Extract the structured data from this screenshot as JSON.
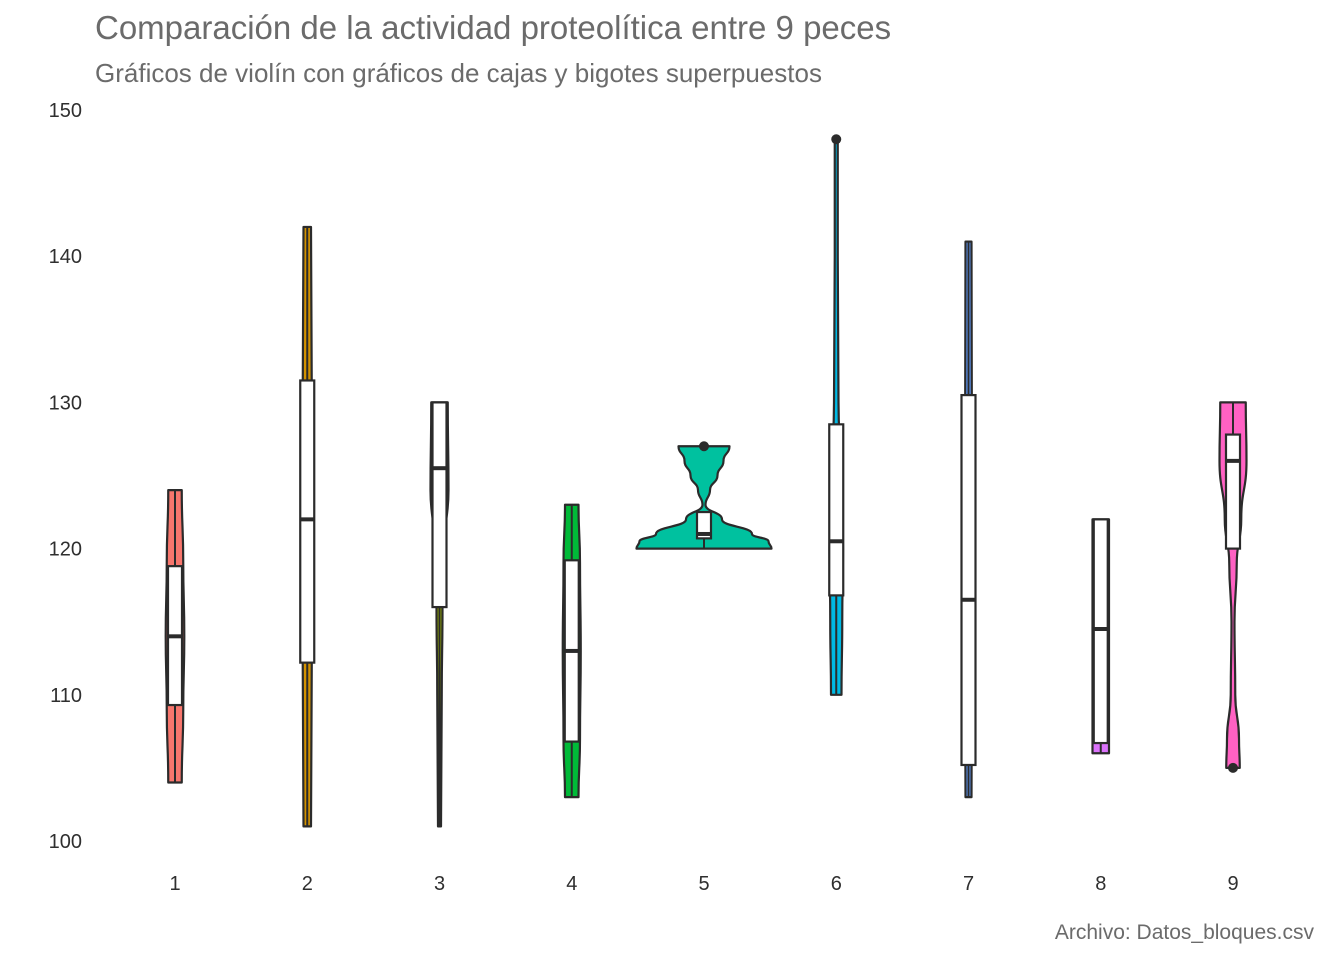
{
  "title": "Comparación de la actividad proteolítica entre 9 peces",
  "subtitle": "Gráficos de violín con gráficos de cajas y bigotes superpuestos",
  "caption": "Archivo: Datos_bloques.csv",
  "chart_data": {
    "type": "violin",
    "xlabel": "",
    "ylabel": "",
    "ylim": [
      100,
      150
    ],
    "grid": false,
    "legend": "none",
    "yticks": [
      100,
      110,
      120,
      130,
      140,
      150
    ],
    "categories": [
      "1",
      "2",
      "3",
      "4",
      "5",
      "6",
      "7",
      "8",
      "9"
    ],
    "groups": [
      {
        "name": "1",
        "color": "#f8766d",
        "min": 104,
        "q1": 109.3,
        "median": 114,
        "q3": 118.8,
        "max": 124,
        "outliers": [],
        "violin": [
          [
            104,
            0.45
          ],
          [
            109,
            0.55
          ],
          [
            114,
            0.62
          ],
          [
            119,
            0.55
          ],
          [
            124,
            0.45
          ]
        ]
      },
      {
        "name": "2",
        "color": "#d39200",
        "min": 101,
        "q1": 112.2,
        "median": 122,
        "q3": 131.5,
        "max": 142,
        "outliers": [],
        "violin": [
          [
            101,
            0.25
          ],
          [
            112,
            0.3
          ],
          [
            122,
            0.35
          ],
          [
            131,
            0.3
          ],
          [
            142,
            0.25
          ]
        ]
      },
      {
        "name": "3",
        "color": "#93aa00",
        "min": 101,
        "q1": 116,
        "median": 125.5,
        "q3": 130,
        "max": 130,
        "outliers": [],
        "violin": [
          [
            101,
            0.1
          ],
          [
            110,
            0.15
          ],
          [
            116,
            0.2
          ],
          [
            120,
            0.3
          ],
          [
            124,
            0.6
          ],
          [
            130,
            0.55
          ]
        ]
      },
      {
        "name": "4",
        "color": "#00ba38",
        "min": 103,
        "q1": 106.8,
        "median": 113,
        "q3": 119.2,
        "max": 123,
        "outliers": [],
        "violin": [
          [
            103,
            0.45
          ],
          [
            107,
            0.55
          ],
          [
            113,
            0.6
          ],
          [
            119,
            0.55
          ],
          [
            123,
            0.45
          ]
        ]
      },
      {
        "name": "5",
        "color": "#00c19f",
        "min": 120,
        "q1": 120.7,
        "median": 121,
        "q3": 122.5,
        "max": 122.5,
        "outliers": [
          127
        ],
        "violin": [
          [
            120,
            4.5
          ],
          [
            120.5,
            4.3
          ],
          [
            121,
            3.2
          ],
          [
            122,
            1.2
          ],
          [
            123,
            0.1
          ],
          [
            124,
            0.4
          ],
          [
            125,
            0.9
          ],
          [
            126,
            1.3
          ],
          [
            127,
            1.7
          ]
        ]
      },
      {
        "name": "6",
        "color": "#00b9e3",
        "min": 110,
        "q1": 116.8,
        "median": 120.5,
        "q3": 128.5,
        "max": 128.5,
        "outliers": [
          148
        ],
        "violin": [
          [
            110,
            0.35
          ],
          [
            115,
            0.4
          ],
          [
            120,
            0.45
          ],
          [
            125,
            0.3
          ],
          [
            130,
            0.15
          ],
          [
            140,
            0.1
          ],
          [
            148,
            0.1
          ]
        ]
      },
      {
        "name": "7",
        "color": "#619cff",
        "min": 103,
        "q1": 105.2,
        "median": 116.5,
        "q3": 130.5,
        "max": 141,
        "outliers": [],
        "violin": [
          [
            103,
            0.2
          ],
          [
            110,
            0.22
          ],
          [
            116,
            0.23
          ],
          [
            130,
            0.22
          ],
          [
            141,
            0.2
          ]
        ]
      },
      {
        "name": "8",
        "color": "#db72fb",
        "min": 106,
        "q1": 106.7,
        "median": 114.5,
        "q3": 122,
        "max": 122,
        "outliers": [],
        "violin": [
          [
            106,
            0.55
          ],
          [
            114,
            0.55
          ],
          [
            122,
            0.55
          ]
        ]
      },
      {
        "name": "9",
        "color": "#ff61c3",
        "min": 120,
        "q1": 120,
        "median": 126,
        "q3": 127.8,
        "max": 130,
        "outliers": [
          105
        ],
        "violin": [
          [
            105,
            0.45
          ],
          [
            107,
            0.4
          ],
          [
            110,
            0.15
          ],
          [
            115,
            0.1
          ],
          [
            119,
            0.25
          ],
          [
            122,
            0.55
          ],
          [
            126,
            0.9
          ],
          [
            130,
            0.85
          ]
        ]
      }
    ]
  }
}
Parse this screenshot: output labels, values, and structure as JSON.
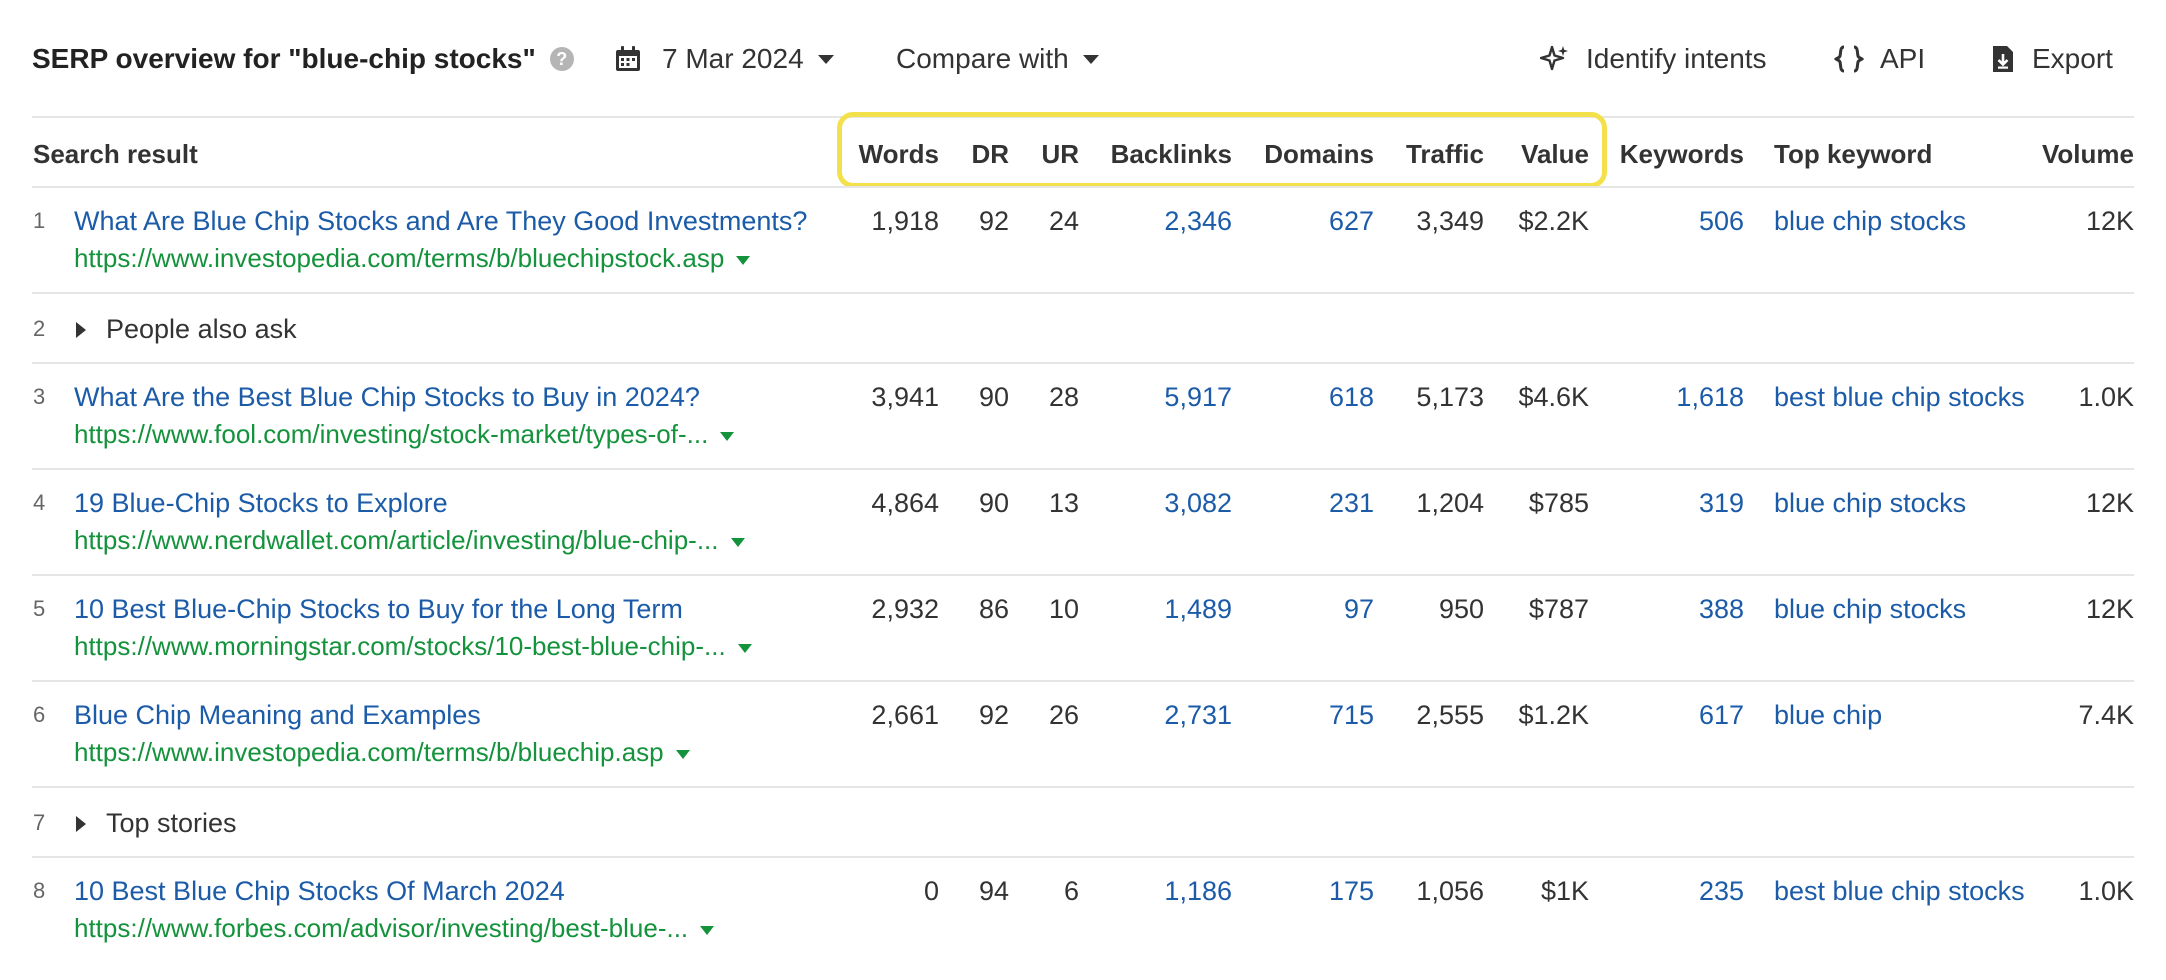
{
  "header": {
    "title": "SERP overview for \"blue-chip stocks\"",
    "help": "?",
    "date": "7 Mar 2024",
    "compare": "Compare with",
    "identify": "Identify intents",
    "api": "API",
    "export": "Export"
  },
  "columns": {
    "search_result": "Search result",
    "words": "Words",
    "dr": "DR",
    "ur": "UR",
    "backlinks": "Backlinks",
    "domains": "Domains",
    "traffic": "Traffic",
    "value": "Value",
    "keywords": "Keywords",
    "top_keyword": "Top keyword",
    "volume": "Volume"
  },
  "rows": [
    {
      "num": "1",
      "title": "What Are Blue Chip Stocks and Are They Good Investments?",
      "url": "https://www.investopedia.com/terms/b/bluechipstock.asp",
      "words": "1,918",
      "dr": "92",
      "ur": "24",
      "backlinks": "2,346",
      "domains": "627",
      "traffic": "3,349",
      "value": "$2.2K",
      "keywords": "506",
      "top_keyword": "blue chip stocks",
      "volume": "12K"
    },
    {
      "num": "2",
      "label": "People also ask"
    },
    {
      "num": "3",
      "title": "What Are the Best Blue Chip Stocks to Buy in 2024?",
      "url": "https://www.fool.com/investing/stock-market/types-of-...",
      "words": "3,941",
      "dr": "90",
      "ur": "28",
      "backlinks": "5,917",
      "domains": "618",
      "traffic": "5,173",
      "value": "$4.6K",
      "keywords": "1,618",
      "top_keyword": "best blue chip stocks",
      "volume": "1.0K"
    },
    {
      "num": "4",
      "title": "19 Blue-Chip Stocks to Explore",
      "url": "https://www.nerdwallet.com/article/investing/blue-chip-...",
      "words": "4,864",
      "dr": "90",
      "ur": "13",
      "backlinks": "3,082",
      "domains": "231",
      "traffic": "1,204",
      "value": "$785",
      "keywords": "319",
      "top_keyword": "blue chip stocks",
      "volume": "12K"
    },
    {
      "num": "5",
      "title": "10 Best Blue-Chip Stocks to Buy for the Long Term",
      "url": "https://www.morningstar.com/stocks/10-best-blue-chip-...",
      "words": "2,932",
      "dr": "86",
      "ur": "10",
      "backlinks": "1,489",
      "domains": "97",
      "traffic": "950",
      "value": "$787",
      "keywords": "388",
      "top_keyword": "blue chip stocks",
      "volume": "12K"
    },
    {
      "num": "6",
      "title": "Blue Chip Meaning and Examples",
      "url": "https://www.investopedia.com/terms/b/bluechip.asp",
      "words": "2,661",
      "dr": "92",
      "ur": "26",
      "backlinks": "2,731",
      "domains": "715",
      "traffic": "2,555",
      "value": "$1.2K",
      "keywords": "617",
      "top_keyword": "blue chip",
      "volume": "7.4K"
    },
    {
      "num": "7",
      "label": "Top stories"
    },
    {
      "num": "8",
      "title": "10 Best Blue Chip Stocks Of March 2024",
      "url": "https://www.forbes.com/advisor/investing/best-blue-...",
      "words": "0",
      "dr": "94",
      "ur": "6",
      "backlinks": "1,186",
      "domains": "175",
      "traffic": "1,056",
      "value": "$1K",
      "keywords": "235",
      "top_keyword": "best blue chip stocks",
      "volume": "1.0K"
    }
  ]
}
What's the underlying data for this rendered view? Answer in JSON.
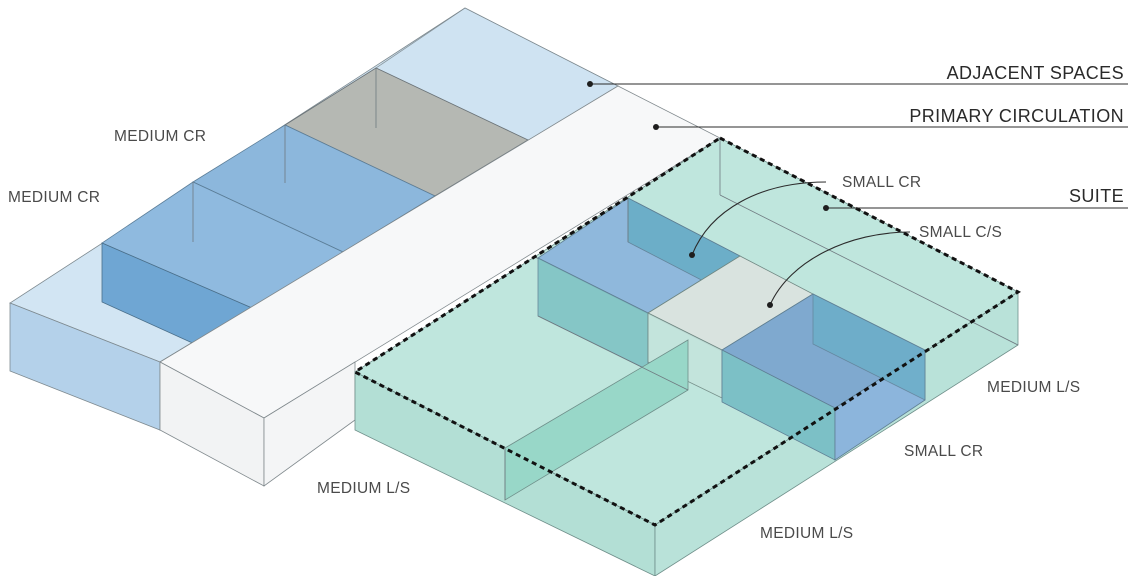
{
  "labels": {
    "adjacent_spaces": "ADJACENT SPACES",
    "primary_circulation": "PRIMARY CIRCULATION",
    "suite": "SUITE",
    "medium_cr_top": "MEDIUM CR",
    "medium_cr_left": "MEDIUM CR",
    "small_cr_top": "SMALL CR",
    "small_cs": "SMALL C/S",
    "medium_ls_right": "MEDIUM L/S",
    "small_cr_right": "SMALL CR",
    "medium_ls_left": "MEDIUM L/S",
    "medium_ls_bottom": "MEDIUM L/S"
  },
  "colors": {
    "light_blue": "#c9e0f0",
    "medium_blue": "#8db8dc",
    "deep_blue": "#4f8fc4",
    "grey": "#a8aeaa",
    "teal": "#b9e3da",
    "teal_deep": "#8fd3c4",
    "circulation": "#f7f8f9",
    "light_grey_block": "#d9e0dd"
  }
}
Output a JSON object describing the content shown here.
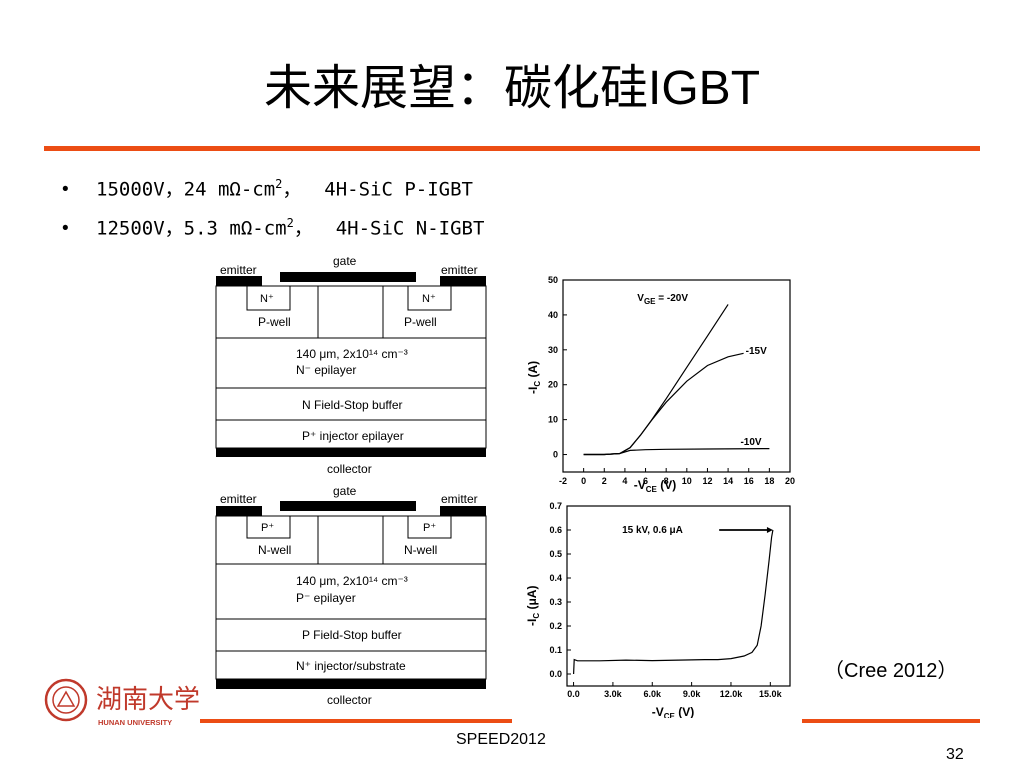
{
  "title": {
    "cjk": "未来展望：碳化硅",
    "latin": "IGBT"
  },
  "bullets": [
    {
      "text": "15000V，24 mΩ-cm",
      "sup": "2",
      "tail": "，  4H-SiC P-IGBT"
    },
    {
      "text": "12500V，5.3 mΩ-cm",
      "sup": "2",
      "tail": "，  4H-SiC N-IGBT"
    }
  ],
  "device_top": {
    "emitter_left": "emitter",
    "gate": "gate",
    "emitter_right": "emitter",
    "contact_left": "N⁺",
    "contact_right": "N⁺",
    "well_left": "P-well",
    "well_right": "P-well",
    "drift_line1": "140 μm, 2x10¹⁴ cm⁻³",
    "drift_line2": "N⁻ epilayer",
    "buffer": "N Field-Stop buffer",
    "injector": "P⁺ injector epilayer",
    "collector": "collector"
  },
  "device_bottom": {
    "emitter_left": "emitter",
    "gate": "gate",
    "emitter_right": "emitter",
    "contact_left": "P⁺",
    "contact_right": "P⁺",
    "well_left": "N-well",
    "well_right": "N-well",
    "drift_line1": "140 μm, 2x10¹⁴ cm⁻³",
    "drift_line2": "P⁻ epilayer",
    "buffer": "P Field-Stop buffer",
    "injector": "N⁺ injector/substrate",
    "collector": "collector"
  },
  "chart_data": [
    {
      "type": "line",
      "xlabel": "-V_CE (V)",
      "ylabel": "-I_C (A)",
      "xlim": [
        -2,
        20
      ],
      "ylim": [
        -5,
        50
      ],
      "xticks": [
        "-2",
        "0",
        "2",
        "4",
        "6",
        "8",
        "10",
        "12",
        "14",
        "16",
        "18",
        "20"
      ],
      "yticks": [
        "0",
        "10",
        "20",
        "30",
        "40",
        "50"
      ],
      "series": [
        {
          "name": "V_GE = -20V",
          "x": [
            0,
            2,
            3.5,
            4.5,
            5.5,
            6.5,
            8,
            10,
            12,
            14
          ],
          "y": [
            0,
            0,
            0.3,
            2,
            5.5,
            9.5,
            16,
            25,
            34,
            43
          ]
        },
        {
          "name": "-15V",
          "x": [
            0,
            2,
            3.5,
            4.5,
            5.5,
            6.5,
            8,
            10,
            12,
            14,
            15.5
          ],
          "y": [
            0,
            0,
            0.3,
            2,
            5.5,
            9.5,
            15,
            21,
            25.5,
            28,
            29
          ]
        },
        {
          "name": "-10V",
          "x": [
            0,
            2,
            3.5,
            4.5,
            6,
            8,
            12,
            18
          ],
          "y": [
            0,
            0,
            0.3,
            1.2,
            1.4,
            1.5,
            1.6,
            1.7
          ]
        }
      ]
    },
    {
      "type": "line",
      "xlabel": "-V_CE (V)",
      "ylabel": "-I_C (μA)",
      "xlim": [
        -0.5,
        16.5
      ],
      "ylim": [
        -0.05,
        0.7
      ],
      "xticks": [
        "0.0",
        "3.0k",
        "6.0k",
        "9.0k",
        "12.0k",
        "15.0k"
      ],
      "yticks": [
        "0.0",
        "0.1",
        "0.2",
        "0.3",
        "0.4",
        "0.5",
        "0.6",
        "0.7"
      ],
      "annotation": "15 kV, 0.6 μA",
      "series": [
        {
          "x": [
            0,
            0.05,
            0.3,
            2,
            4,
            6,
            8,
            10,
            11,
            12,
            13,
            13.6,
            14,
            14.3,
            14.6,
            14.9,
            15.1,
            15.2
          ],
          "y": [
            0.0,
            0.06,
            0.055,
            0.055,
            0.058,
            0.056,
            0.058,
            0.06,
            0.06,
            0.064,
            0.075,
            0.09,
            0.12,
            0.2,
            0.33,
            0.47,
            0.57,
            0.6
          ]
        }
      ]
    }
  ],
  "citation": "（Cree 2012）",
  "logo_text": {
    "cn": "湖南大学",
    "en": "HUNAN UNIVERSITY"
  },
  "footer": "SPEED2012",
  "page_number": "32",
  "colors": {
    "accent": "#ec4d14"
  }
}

-*-*-

*What the exercise asks*:
Only a number is wanted: how many lines contain "https"?

*Exercise response*:
6